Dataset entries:
----------------------------------------

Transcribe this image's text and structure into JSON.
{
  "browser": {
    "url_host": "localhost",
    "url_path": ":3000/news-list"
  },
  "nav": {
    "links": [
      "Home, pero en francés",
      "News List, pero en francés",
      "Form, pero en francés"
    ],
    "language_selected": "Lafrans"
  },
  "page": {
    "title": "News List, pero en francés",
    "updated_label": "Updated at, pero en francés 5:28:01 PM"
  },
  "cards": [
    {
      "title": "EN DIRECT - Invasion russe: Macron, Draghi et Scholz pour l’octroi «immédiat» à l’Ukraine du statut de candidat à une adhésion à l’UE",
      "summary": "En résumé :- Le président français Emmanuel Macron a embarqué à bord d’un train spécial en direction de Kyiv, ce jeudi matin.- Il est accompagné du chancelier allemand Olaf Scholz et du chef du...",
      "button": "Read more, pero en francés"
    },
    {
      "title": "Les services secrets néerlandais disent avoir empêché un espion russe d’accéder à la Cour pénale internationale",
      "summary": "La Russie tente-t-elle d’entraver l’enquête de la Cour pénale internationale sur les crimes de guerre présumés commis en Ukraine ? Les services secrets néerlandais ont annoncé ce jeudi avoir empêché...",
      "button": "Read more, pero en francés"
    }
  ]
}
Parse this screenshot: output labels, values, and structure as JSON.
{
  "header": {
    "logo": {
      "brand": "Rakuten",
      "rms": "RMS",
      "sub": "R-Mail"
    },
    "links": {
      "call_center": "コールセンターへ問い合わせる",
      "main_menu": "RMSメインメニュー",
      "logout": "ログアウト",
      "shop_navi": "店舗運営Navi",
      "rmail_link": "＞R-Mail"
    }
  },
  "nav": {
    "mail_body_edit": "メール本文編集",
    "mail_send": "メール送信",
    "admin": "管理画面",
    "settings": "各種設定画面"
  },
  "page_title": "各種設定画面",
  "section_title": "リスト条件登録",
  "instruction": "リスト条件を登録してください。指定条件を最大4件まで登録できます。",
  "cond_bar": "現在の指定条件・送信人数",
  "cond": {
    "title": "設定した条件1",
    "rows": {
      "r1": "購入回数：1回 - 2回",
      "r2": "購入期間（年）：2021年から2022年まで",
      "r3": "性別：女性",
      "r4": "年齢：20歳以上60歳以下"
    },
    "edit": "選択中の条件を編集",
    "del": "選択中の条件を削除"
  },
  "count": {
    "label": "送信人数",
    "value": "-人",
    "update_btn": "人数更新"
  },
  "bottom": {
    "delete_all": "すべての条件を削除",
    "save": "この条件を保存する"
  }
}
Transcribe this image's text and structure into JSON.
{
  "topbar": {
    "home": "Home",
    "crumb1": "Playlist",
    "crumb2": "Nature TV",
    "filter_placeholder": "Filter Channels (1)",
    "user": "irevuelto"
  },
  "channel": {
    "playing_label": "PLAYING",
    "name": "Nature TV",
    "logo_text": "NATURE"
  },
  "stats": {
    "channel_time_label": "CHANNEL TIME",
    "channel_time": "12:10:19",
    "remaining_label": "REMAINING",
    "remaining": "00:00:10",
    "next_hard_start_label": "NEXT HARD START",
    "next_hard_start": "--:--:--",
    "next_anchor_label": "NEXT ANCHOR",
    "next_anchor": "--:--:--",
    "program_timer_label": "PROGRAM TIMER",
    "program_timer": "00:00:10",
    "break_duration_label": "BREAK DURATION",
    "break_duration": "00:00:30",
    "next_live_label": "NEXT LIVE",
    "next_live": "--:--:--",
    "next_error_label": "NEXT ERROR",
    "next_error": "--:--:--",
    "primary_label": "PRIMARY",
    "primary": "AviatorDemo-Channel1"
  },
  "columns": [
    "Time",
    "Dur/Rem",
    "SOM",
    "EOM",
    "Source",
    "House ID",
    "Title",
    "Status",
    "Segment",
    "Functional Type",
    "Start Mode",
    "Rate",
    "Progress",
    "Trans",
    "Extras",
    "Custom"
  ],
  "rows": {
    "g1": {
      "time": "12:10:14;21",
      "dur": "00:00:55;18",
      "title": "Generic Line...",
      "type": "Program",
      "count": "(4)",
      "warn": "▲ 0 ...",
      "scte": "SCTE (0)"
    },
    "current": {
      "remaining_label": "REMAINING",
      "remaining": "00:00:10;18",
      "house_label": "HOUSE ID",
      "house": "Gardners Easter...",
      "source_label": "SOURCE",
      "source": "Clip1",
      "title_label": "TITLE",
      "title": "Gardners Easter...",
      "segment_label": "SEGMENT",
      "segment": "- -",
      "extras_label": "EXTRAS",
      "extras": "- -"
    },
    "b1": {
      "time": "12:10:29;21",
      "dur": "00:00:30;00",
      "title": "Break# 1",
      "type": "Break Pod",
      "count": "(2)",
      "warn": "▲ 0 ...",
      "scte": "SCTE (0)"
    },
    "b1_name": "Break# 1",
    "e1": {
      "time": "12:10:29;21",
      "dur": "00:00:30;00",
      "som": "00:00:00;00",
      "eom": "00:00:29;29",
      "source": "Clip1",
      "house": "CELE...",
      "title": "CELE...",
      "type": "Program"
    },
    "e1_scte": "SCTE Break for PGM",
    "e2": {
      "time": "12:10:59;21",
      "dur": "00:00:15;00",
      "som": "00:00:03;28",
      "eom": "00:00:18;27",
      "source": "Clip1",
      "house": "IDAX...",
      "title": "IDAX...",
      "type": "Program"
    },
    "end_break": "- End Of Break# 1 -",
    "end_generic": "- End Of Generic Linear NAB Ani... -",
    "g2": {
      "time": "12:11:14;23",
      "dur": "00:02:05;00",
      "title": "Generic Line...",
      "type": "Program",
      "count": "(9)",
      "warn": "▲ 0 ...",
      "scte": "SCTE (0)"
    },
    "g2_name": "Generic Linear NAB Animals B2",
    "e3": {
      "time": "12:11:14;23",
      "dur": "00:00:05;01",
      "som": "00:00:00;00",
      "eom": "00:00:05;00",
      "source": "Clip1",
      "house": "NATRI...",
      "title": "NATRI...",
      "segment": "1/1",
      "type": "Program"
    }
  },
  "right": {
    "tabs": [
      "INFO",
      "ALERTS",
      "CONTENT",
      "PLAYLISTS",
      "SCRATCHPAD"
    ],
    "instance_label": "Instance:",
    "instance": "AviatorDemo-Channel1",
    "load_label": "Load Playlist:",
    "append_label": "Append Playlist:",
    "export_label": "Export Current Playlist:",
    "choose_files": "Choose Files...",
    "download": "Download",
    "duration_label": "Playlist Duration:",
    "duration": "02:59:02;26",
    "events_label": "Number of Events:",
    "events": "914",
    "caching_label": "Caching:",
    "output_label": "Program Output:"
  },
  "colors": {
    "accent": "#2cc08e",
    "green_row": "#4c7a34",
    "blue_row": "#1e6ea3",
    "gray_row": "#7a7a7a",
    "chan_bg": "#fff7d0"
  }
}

----------------------------------------

The task:
Nothing in the listing may be changed; retype it all exactly.

Expected answer:
Transcribe this image's text and structure into JSON.
{
  "browser": {
    "url_host": "localhost",
    "url_path": ":3000/news-list"
  },
  "nav": {
    "links": [
      "Home, pero en francés",
      "News List, pero en francés",
      "Form, pero en francés"
    ],
    "language_selected": "Lafrans"
  },
  "page": {
    "title": "News List, pero en francés",
    "updated_label": "Updated at, pero en francés 5:28:01 PM"
  },
  "cards": [
    {
      "title": "EN DIRECT - Invasion russe: Macron, Draghi et Scholz pour l’octroi «immédiat» à l’Ukraine du statut de candidat à une adhésion à l’UE",
      "summary": "En résumé :- Le président français Emmanuel Macron a embarqué à bord d’un train spécial en direction de Kyiv, ce jeudi matin.- Il est accompagné du chancelier allemand Olaf Scholz et du chef du...",
      "button": "Read more, pero en francés"
    },
    {
      "title": "Les services secrets néerlandais disent avoir empêché un espion russe d’accéder à la Cour pénale internationale",
      "summary": "La Russie tente-t-elle d’entraver l’enquête de la Cour pénale internationale sur les crimes de guerre présumés commis en Ukraine ? Les services secrets néerlandais ont annoncé ce jeudi avoir empêché...",
      "button": "Read more, pero en francés"
    }
  ]
}
Parse this screenshot: output labels, values, and structure as JSON.
{
  "header": {
    "logo": {
      "brand": "Rakuten",
      "rms": "RMS",
      "sub": "R-Mail"
    },
    "links": {
      "call_center": "コールセンターへ問い合わせる",
      "main_menu": "RMSメインメニュー",
      "logout": "ログアウト",
      "shop_navi": "店舗運営Navi",
      "rmail_link": "＞R-Mail"
    }
  },
  "nav": {
    "mail_body_edit": "メール本文編集",
    "mail_send": "メール送信",
    "admin": "管理画面",
    "settings": "各種設定画面"
  },
  "page_title": "各種設定画面",
  "section_title": "リスト条件登録",
  "instruction": "リスト条件を登録してください。指定条件を最大4件まで登録できます。",
  "cond_bar": "現在の指定条件・送信人数",
  "cond": {
    "title": "設定した条件1",
    "rows": {
      "r1": "購入回数：1回 - 2回",
      "r2": "購入期間（年）：2021年から2022年まで",
      "r3": "性別：女性",
      "r4": "年齢：20歳以上60歳以下"
    },
    "edit": "選択中の条件を編集",
    "del": "選択中の条件を削除"
  },
  "count": {
    "label": "送信人数",
    "value": "-人",
    "update_btn": "人数更新"
  },
  "bottom": {
    "delete_all": "すべての条件を削除",
    "save": "この条件を保存する"
  }
}
Transcribe this image's text and structure into JSON.
{
  "topbar": {
    "home": "Home",
    "crumb1": "Playlist",
    "crumb2": "Nature TV",
    "filter_placeholder": "Filter Channels (1)",
    "user": "irevuelto"
  },
  "channel": {
    "playing_label": "PLAYING",
    "name": "Nature TV",
    "logo_text": "NATURE"
  },
  "stats": {
    "channel_time_label": "CHANNEL TIME",
    "channel_time": "12:10:19",
    "remaining_label": "REMAINING",
    "remaining": "00:00:10",
    "next_hard_start_label": "NEXT HARD START",
    "next_hard_start": "--:--:--",
    "next_anchor_label": "NEXT ANCHOR",
    "next_anchor": "--:--:--",
    "program_timer_label": "PROGRAM TIMER",
    "program_timer": "00:00:10",
    "break_duration_label": "BREAK DURATION",
    "break_duration": "00:00:30",
    "next_live_label": "NEXT LIVE",
    "next_live": "--:--:--",
    "next_error_label": "NEXT ERROR",
    "next_error": "--:--:--",
    "primary_label": "PRIMARY",
    "primary": "AviatorDemo-Channel1"
  },
  "columns": [
    "Time",
    "Dur/Rem",
    "SOM",
    "EOM",
    "Source",
    "House ID",
    "Title",
    "Status",
    "Segment",
    "Functional Type",
    "Start Mode",
    "Rate",
    "Progress",
    "Trans",
    "Extras",
    "Custom"
  ],
  "rows": {
    "g1": {
      "time": "12:10:14;21",
      "dur": "00:00:55;18",
      "title": "Generic Line...",
      "type": "Program",
      "count": "(4)",
      "warn": "▲ 0 ...",
      "scte": "SCTE (0)"
    },
    "current": {
      "remaining_label": "REMAINING",
      "remaining": "00:00:10;18",
      "house_label": "HOUSE ID",
      "house": "Gardners Easter...",
      "source_label": "SOURCE",
      "source": "Clip1",
      "title_label": "TITLE",
      "title": "Gardners Easter...",
      "segment_label": "SEGMENT",
      "segment": "- -",
      "extras_label": "EXTRAS",
      "extras": "- -"
    },
    "b1": {
      "time": "12:10:29;21",
      "dur": "00:00:30;00",
      "title": "Break# 1",
      "type": "Break Pod",
      "count": "(2)",
      "warn": "▲ 0 ...",
      "scte": "SCTE (0)"
    },
    "b1_name": "Break# 1",
    "e1": {
      "time": "12:10:29;21",
      "dur": "00:00:30;00",
      "som": "00:00:00;00",
      "eom": "00:00:29;29",
      "source": "Clip1",
      "house": "CELE...",
      "title": "CELE...",
      "type": "Program"
    },
    "e1_scte": "SCTE Break for PGM",
    "e2": {
      "time": "12:10:59;21",
      "dur": "00:00:15;00",
      "som": "00:00:03;28",
      "eom": "00:00:18;27",
      "source": "Clip1",
      "house": "IDAX...",
      "title": "IDAX...",
      "type": "Program"
    },
    "end_break": "- End Of Break# 1 -",
    "end_generic": "- End Of Generic Linear NAB Ani... -",
    "g2": {
      "time": "12:11:14;23",
      "dur": "00:02:05;00",
      "title": "Generic Line...",
      "type": "Program",
      "count": "(9)",
      "warn": "▲ 0 ...",
      "scte": "SCTE (0)"
    },
    "g2_name": "Generic Linear NAB Animals B2",
    "e3": {
      "time": "12:11:14;23",
      "dur": "00:00:05;01",
      "som": "00:00:00;00",
      "eom": "00:00:05;00",
      "source": "Clip1",
      "house": "NATRI...",
      "title": "NATRI...",
      "segment": "1/1",
      "type": "Program"
    }
  },
  "right": {
    "tabs": [
      "INFO",
      "ALERTS",
      "CONTENT",
      "PLAYLISTS",
      "SCRATCHPAD"
    ],
    "instance_label": "Instance:",
    "instance": "AviatorDemo-Channel1",
    "load_label": "Load Playlist:",
    "append_label": "Append Playlist:",
    "export_label": "Export Current Playlist:",
    "choose_files": "Choose Files...",
    "download": "Download",
    "duration_label": "Playlist Duration:",
    "duration": "02:59:02;26",
    "events_label": "Number of Events:",
    "events": "914",
    "caching_label": "Caching:",
    "output_label": "Program Output:"
  },
  "colors": {
    "accent": "#2cc08e",
    "green_row": "#4c7a34",
    "blue_row": "#1e6ea3",
    "gray_row": "#7a7a7a",
    "chan_bg": "#fff7d0"
  }
}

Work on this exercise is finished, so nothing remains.